▶ [Requirements]
Pick out the lines below that contain the string "this" and copy them all.

▶ [Dataset entries]
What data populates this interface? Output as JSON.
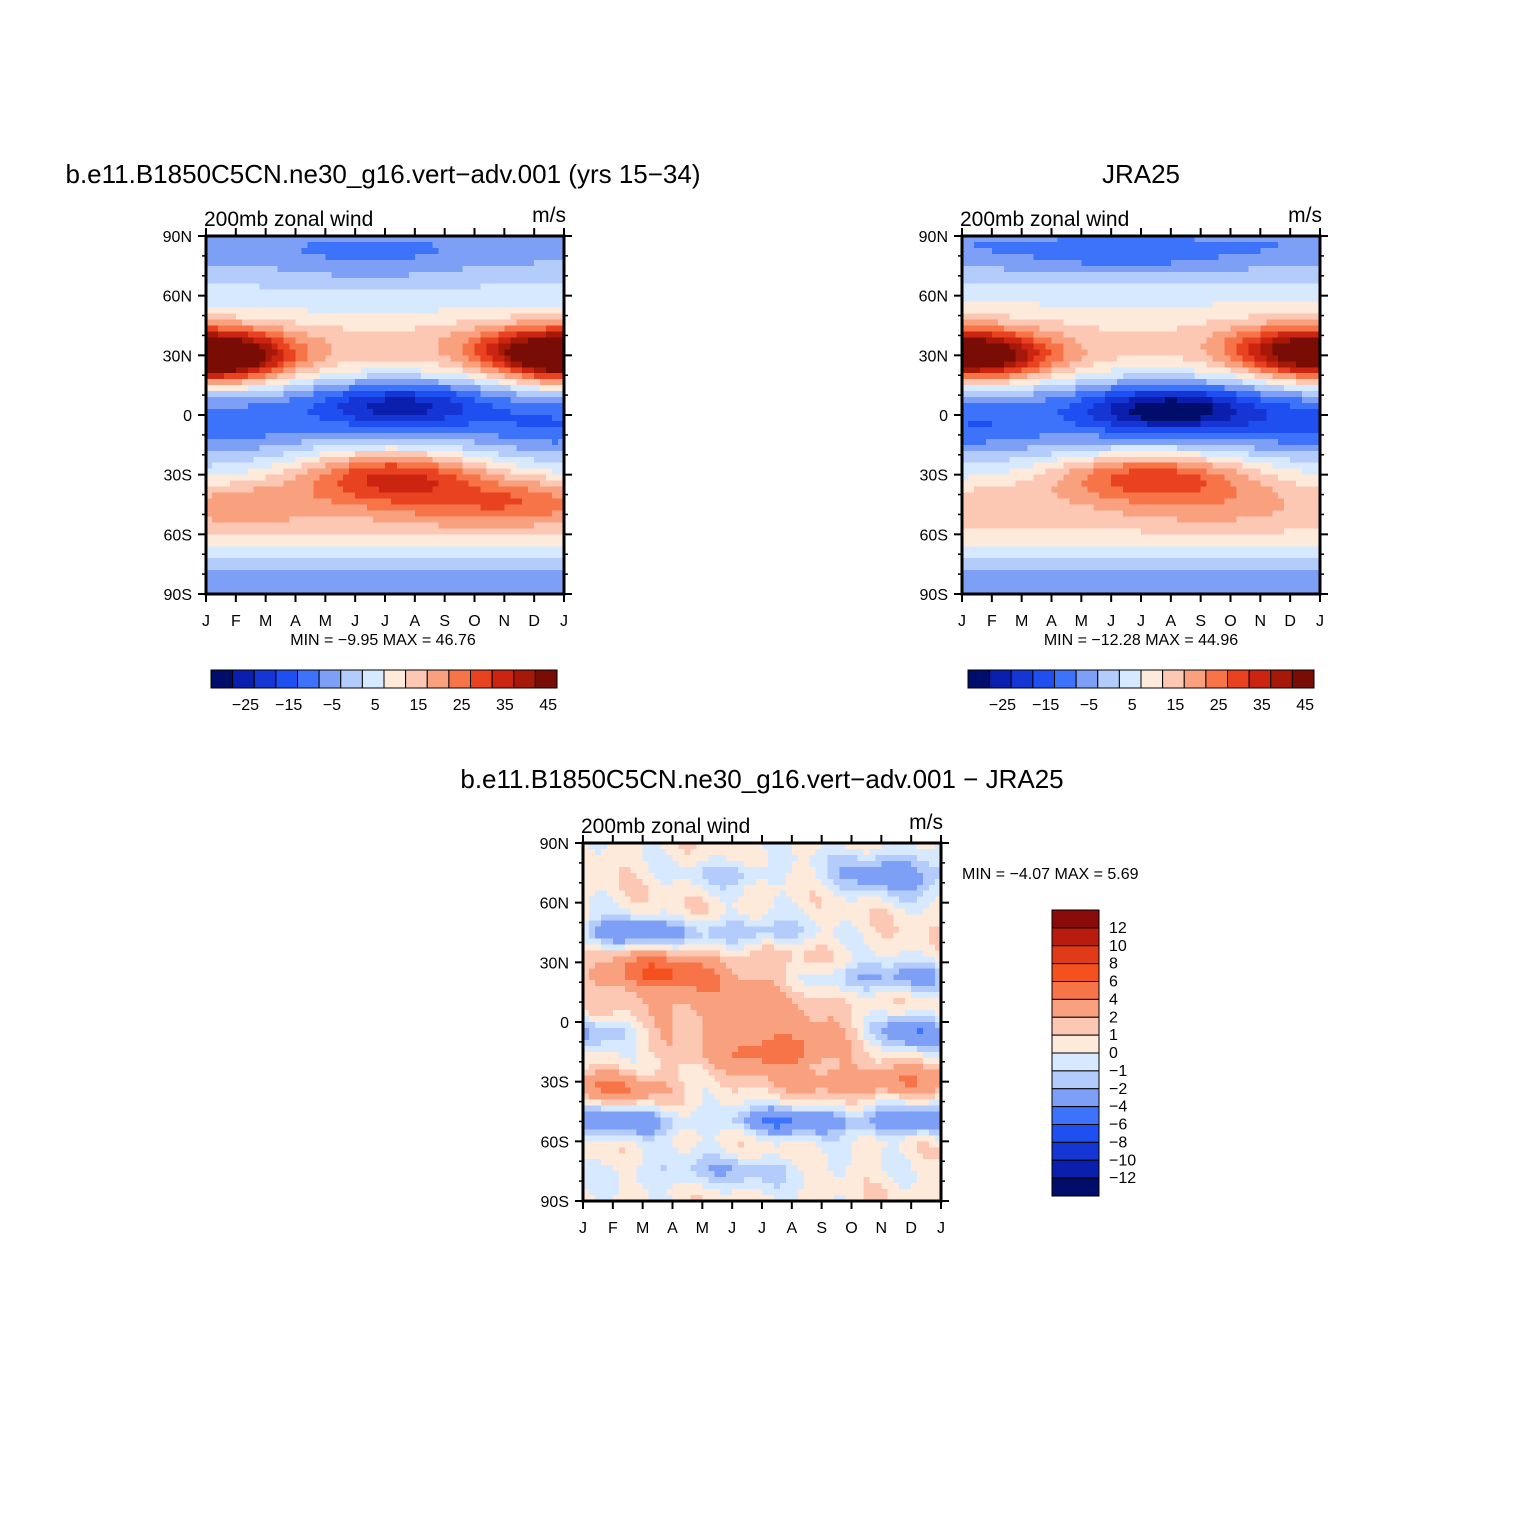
{
  "colors": {
    "abs_levels": [
      "#000d6b",
      "#0a1fae",
      "#1535d4",
      "#1f4ff0",
      "#3d73fa",
      "#7d9ff6",
      "#b3ccfc",
      "#d7e9fe",
      "#fdeadb",
      "#fcc8b4",
      "#f9a07e",
      "#f77449",
      "#e84221",
      "#cb2410",
      "#a61808",
      "#7a0c06"
    ],
    "diff_levels": [
      "#000d6b",
      "#0a1fae",
      "#1535d4",
      "#1f4ff0",
      "#3d73fa",
      "#7d9ff6",
      "#b3ccfc",
      "#d7e9fe",
      "#fdeadb",
      "#fcc8b4",
      "#f9a07e",
      "#f77449",
      "#f4511e",
      "#e03a16",
      "#b71c0c",
      "#8b0a0a"
    ]
  },
  "chart_data": [
    {
      "type": "heatmap",
      "title": "b.e11.B1850C5CN.ne30_g16.vert−adv.001 (yrs 15−34)",
      "left_label": "200mb zonal wind",
      "right_label": "m/s",
      "x_tick_labels": [
        "J",
        "F",
        "M",
        "A",
        "M",
        "J",
        "J",
        "A",
        "S",
        "O",
        "N",
        "D",
        "J"
      ],
      "y_tick_labels": [
        "90N",
        "60N",
        "30N",
        "0",
        "30S",
        "60S",
        "90S"
      ],
      "xlim": [
        0,
        12
      ],
      "ylim": [
        -90,
        90
      ],
      "stats": "MIN =   −9.95 MAX =   46.76",
      "colorbar_labels": [
        "−25",
        "−15",
        "−5",
        "5",
        "15",
        "25",
        "35",
        "45"
      ],
      "levels": [
        -30,
        -25,
        -20,
        -15,
        -10,
        -5,
        0,
        5,
        10,
        15,
        20,
        25,
        30,
        35,
        40,
        45
      ],
      "min": -9.95,
      "max": 46.76
    },
    {
      "type": "heatmap",
      "title": "JRA25",
      "left_label": "200mb zonal wind",
      "right_label": "m/s",
      "x_tick_labels": [
        "J",
        "F",
        "M",
        "A",
        "M",
        "J",
        "J",
        "A",
        "S",
        "O",
        "N",
        "D",
        "J"
      ],
      "y_tick_labels": [
        "90N",
        "60N",
        "30N",
        "0",
        "30S",
        "60S",
        "90S"
      ],
      "xlim": [
        0,
        12
      ],
      "ylim": [
        -90,
        90
      ],
      "stats": "MIN =  −12.28 MAX =   44.96",
      "colorbar_labels": [
        "−25",
        "−15",
        "−5",
        "5",
        "15",
        "25",
        "35",
        "45"
      ],
      "levels": [
        -30,
        -25,
        -20,
        -15,
        -10,
        -5,
        0,
        5,
        10,
        15,
        20,
        25,
        30,
        35,
        40,
        45
      ],
      "min": -12.28,
      "max": 44.96
    },
    {
      "type": "heatmap",
      "title": "b.e11.B1850C5CN.ne30_g16.vert−adv.001 − JRA25",
      "left_label": "200mb zonal wind",
      "right_label": "m/s",
      "x_tick_labels": [
        "J",
        "F",
        "M",
        "A",
        "M",
        "J",
        "J",
        "A",
        "S",
        "O",
        "N",
        "D",
        "J"
      ],
      "y_tick_labels": [
        "90N",
        "60N",
        "30N",
        "0",
        "30S",
        "60S",
        "90S"
      ],
      "xlim": [
        0,
        12
      ],
      "ylim": [
        -90,
        90
      ],
      "stats": "MIN =   −4.07 MAX =    5.69",
      "colorbar_labels": [
        "12",
        "10",
        "8",
        "6",
        "4",
        "2",
        "1",
        "0",
        "−1",
        "−2",
        "−4",
        "−6",
        "−8",
        "−10",
        "−12"
      ],
      "levels": [
        -12,
        -10,
        -8,
        -6,
        -4,
        -2,
        -1,
        0,
        1,
        2,
        4,
        6,
        8,
        10,
        12
      ],
      "min": -4.07,
      "max": 5.69
    }
  ]
}
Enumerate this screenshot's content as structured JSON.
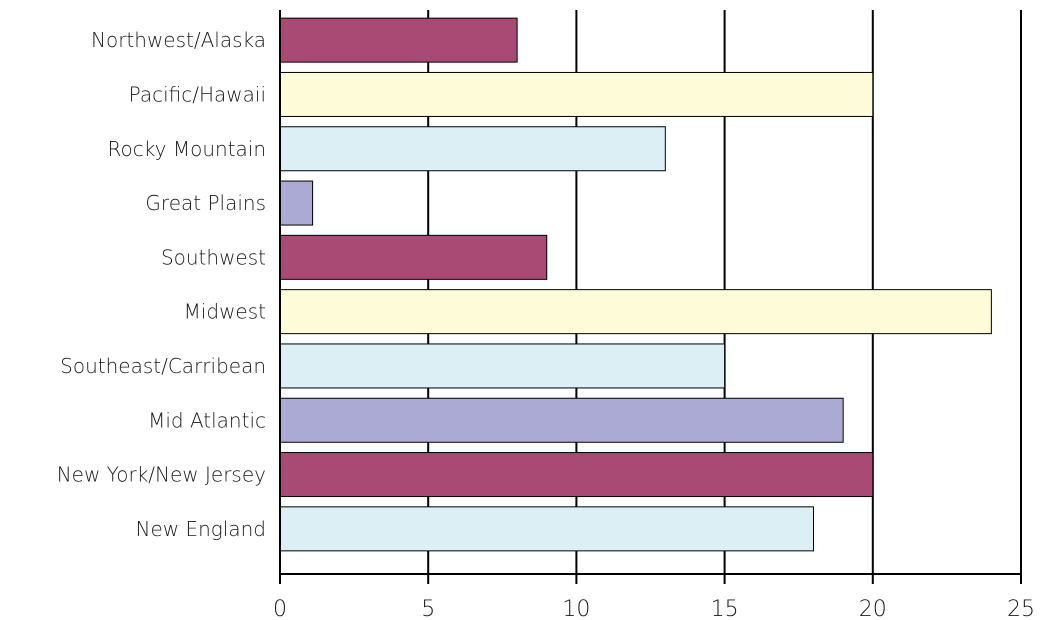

▶ [Result]
What data populates this interface? Output as JSON.
Enumerate this screenshot's content as structured JSON.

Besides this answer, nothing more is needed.